Problem to work on: Copy every record exactly, and keep the pictures out.

::::

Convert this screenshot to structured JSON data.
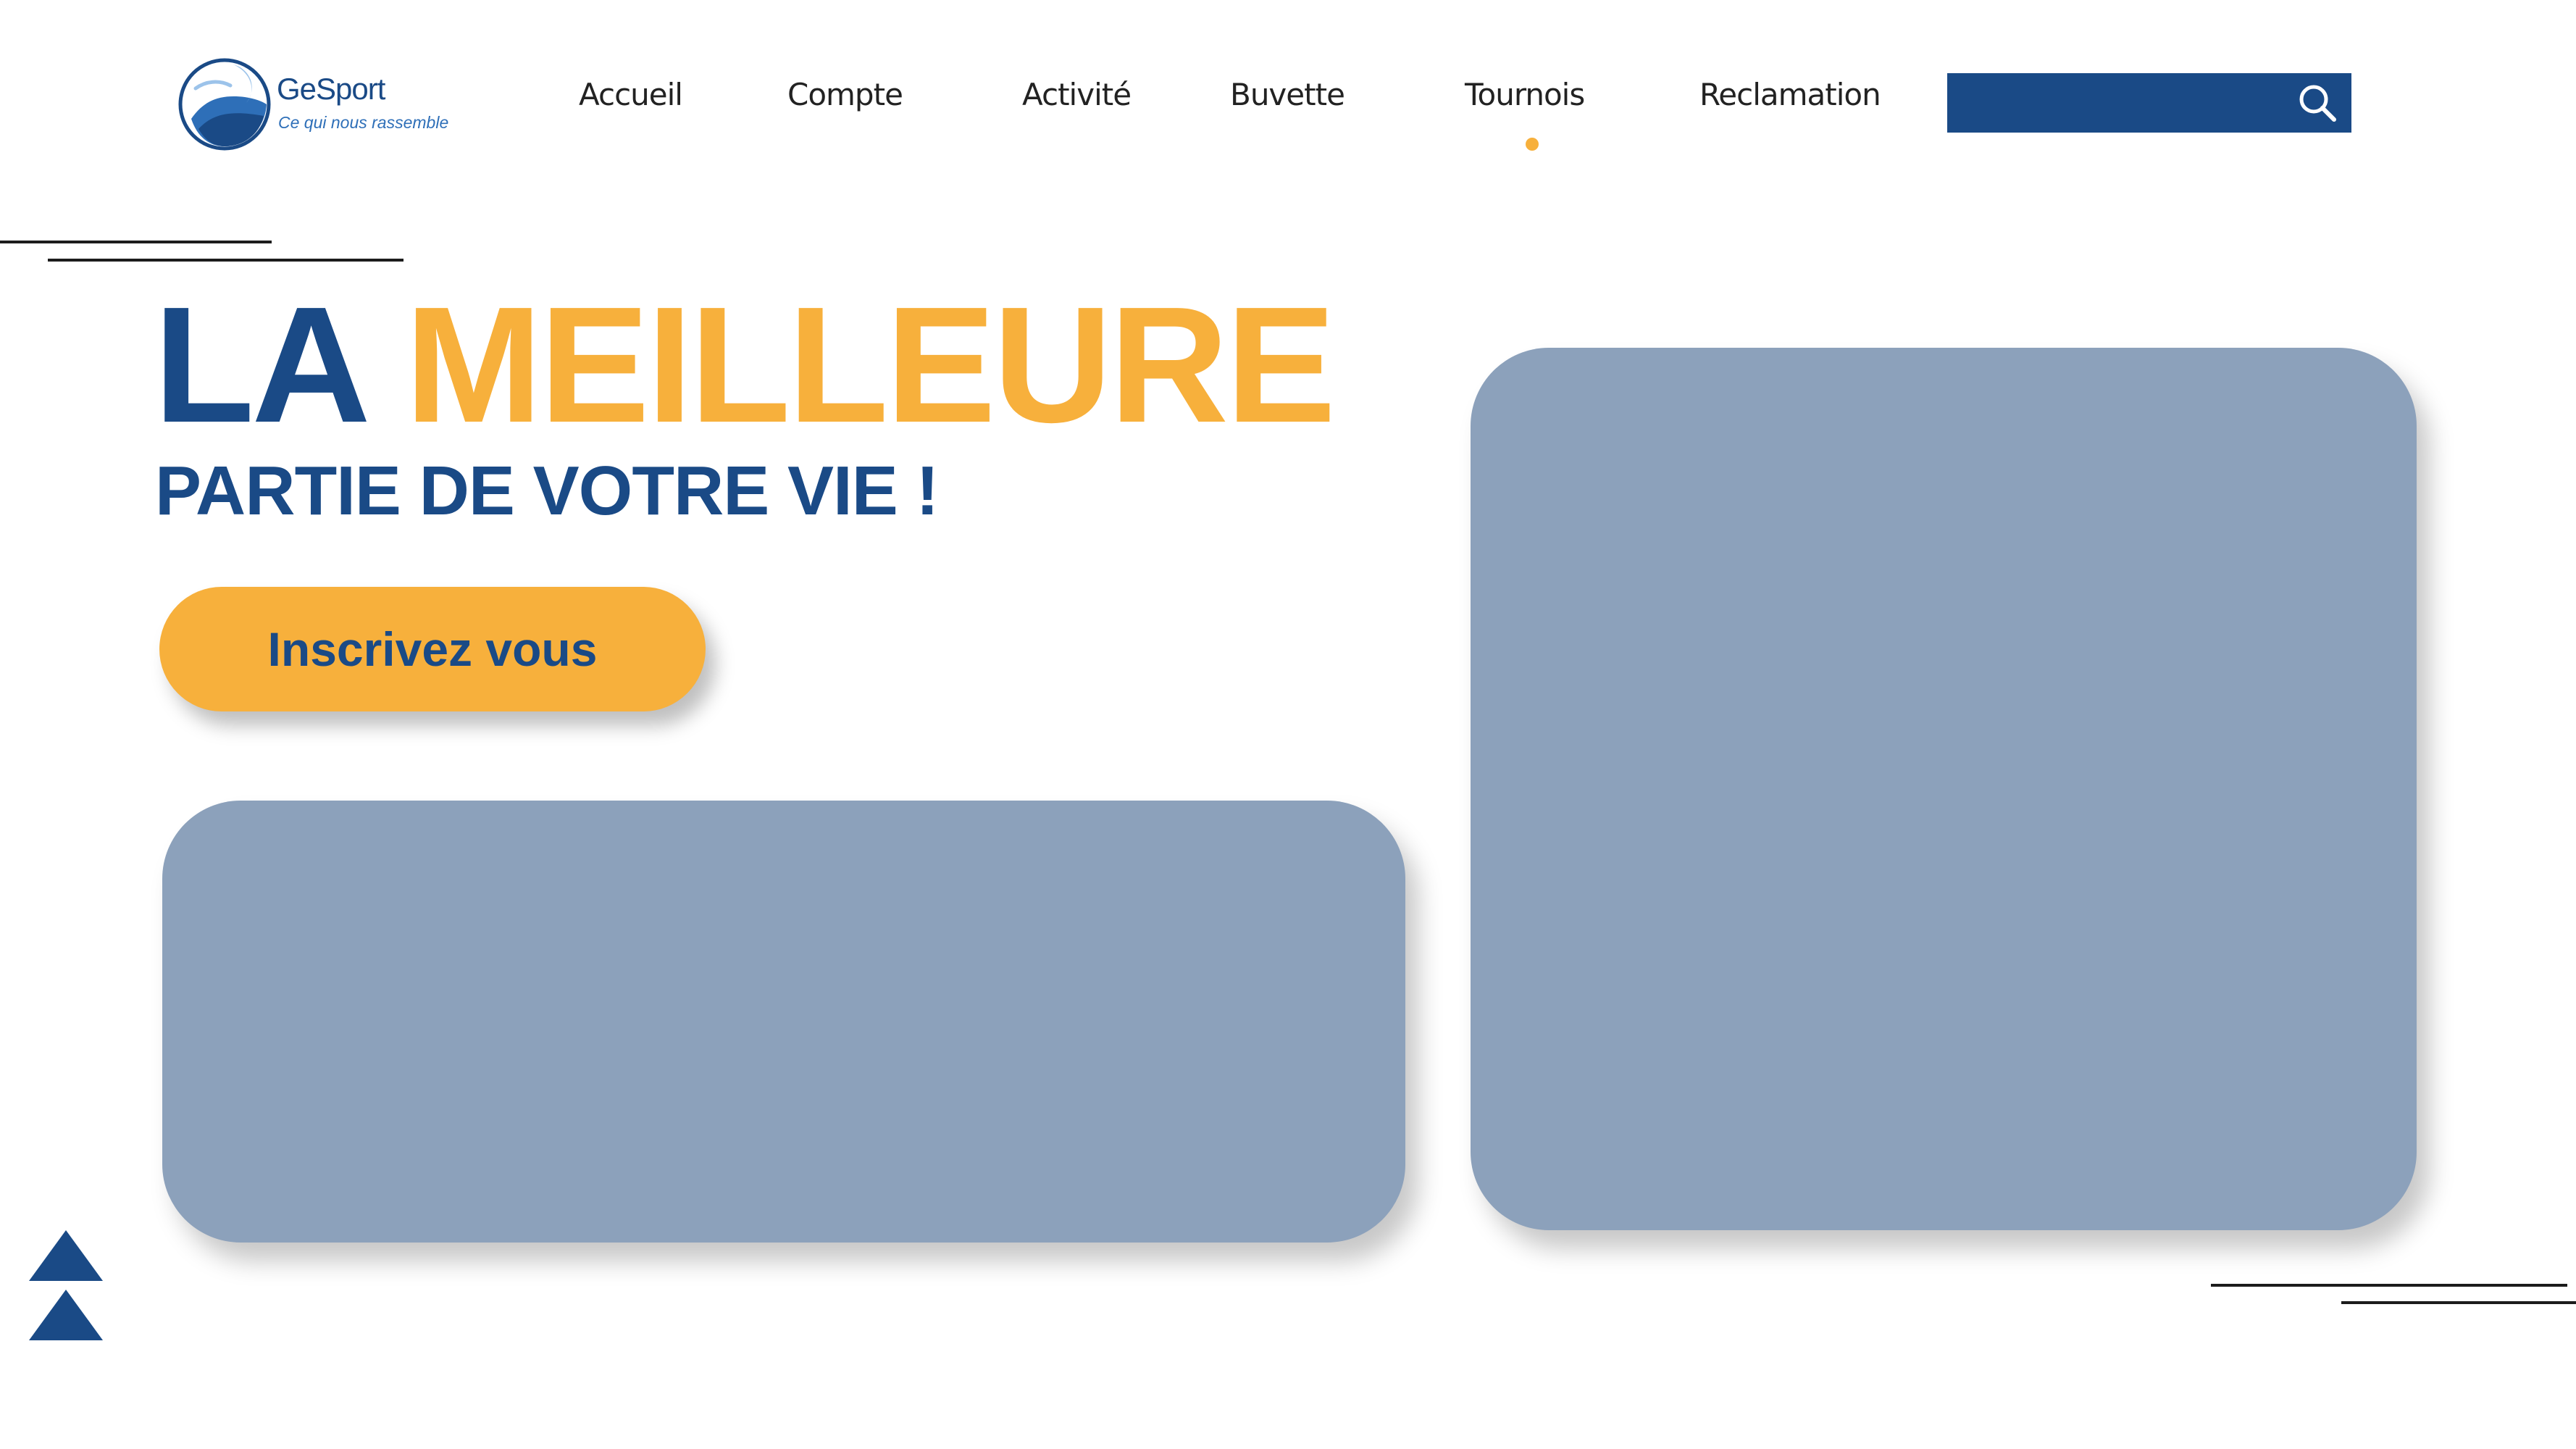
{
  "brand": {
    "name": "GeSport",
    "tagline": "Ce qui nous rassemble",
    "logo_icon": "wave-circle-logo-icon"
  },
  "nav": {
    "items": [
      {
        "label": "Accueil"
      },
      {
        "label": "Compte"
      },
      {
        "label": "Activité"
      },
      {
        "label": "Buvette"
      },
      {
        "label": "Tournois",
        "active": true
      },
      {
        "label": "Reclamation"
      }
    ]
  },
  "search": {
    "value": "",
    "icon": "search-icon"
  },
  "hero": {
    "title_part1": "LA",
    "title_part2": "MEILLEURE",
    "subtitle": "PARTIE DE VOTRE VIE !",
    "cta_label": "Inscrivez vous"
  },
  "colors": {
    "primary_blue": "#1a4a86",
    "accent_orange": "#f7b03c",
    "placeholder_card": "#8ca1bb",
    "text_dark": "#222222",
    "background": "#ffffff"
  },
  "icons": {
    "scroll_up": "triangle-up-icon"
  }
}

::::

Correct output:
Convert this screenshot to structured JSON data.
{
  "brand": {
    "name": "GeSport",
    "tagline": "Ce qui nous rassemble",
    "logo_icon": "wave-circle-logo-icon"
  },
  "nav": {
    "items": [
      {
        "label": "Accueil"
      },
      {
        "label": "Compte"
      },
      {
        "label": "Activité"
      },
      {
        "label": "Buvette"
      },
      {
        "label": "Tournois",
        "active": true
      },
      {
        "label": "Reclamation"
      }
    ]
  },
  "search": {
    "value": "",
    "icon": "search-icon"
  },
  "hero": {
    "title_part1": "LA",
    "title_part2": "MEILLEURE",
    "subtitle": "PARTIE DE VOTRE VIE !",
    "cta_label": "Inscrivez vous"
  },
  "colors": {
    "primary_blue": "#1a4a86",
    "accent_orange": "#f7b03c",
    "placeholder_card": "#8ca1bb",
    "text_dark": "#222222",
    "background": "#ffffff"
  },
  "icons": {
    "scroll_up": "triangle-up-icon"
  }
}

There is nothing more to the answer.